--- Begin ---
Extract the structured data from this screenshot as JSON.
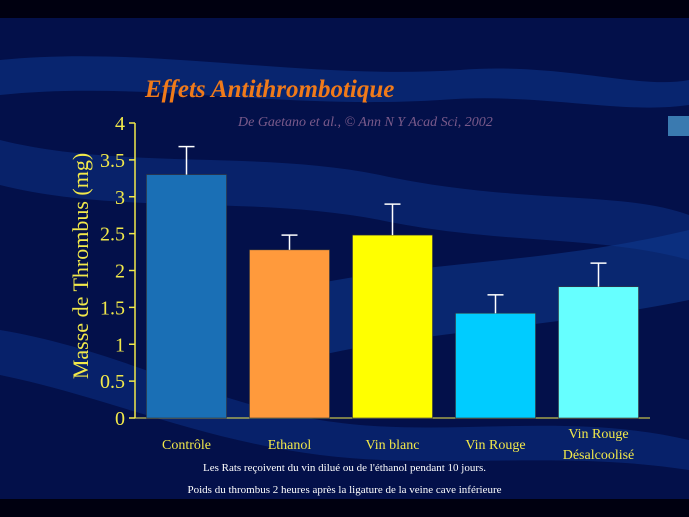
{
  "slide": {
    "title": "Effets Antithrombotique",
    "subtitle": "De Gaetano et al., © Ann N Y Acad Sci, 2002",
    "footnote_1": "Les Rats reçoivent du vin dilué ou de l'éthanol pendant 10 jours.",
    "footnote_2": "Poids du thrombus 2 heures après la ligature de la veine cave inférieure"
  },
  "chart_data": {
    "type": "bar",
    "title": "Effets Antithrombotique",
    "ylabel": "Masse de Thrombus (mg)",
    "xlabel": "",
    "ylim": [
      0,
      4
    ],
    "yticks": [
      "0",
      "0.5",
      "1",
      "1.5",
      "2",
      "2.5",
      "3",
      "3.5",
      "4"
    ],
    "categories": [
      {
        "label": "Contrôle",
        "label2": ""
      },
      {
        "label": "Ethanol",
        "label2": ""
      },
      {
        "label": "Vin blanc",
        "label2": ""
      },
      {
        "label": "Vin Rouge",
        "label2": ""
      },
      {
        "label": "Vin Rouge",
        "label2": "Désalcoolisé"
      }
    ],
    "values": [
      3.3,
      2.28,
      2.48,
      1.42,
      1.78
    ],
    "errors": [
      0.38,
      0.2,
      0.42,
      0.25,
      0.32
    ],
    "colors": [
      "#1a6fb5",
      "#ff9a3c",
      "#ffff00",
      "#00ccff",
      "#66ffff"
    ]
  }
}
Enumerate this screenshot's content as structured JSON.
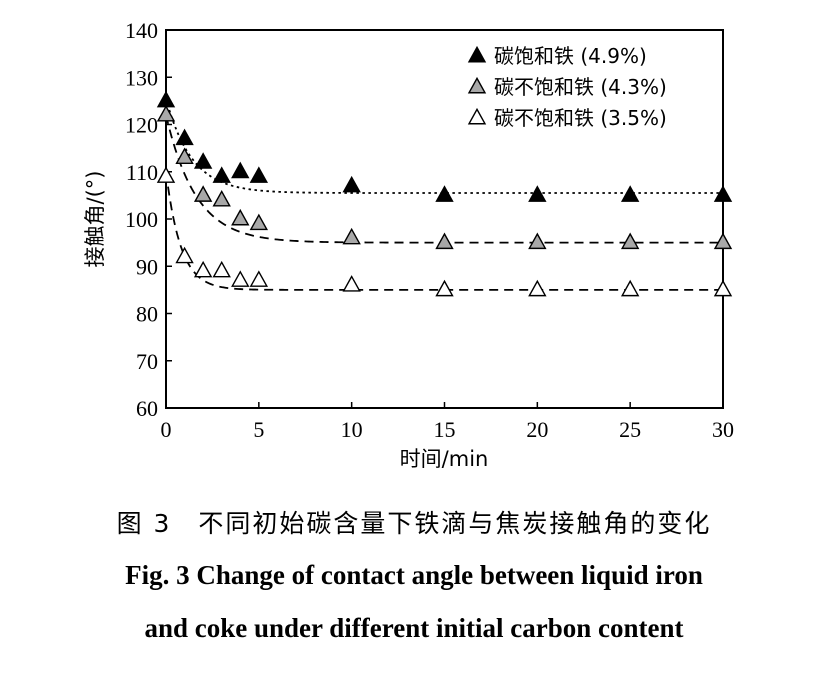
{
  "chart_data": {
    "type": "scatter",
    "xlabel": "时间/min",
    "ylabel": "接触角/(°)",
    "xlim": [
      0,
      30
    ],
    "ylim": [
      60,
      140
    ],
    "x_ticks": [
      0,
      5,
      10,
      15,
      20,
      25,
      30
    ],
    "x_tick_labels": [
      "0",
      "5",
      "10",
      "15",
      "20",
      "25",
      "30"
    ],
    "y_ticks": [
      60,
      70,
      80,
      90,
      100,
      110,
      120,
      130,
      140
    ],
    "y_tick_labels": [
      "60",
      "70",
      "80",
      "90",
      "100",
      "110",
      "120",
      "130",
      "140"
    ],
    "legend_position": "top-right",
    "series": [
      {
        "name": "碳饱和铁 (4.9%)",
        "marker": "filled-triangle",
        "color": "#000000",
        "line_style": "dotted",
        "x": [
          0,
          1,
          2,
          3,
          4,
          5,
          10,
          15,
          20,
          25,
          30
        ],
        "y": [
          125,
          117,
          112,
          109,
          110,
          109,
          107,
          105,
          105,
          105,
          105
        ],
        "fit": {
          "a": 105.5,
          "b": 20,
          "k": 0.72
        }
      },
      {
        "name": "碳不饱和铁 (4.3%)",
        "marker": "gray-triangle",
        "color": "#a8a8a8",
        "line_style": "dashed",
        "x": [
          0,
          1,
          2,
          3,
          4,
          5,
          10,
          15,
          20,
          25,
          30
        ],
        "y": [
          122,
          113,
          105,
          104,
          100,
          99,
          96,
          95,
          95,
          95,
          95
        ],
        "fit": {
          "a": 95,
          "b": 27,
          "k": 0.62
        }
      },
      {
        "name": "碳不饱和铁 (3.5%)",
        "marker": "open-triangle",
        "color": "#ffffff",
        "line_style": "dashed",
        "x": [
          0,
          1,
          2,
          3,
          4,
          5,
          10,
          15,
          20,
          25,
          30
        ],
        "y": [
          109,
          92,
          89,
          89,
          87,
          87,
          86,
          85,
          85,
          85,
          85
        ],
        "fit": {
          "a": 85,
          "b": 25,
          "k": 1.25
        }
      }
    ]
  },
  "caption": {
    "cn": "图 3　不同初始碳含量下铁滴与焦炭接触角的变化",
    "en_line1": "Fig. 3    Change of contact angle between liquid iron",
    "en_line2": "and coke under different initial carbon content"
  }
}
--- End ---
Note every line above where the string "JSON" shows up, and copy those lines.

Extract the structured data from this screenshot as JSON.
Enumerate this screenshot's content as structured JSON.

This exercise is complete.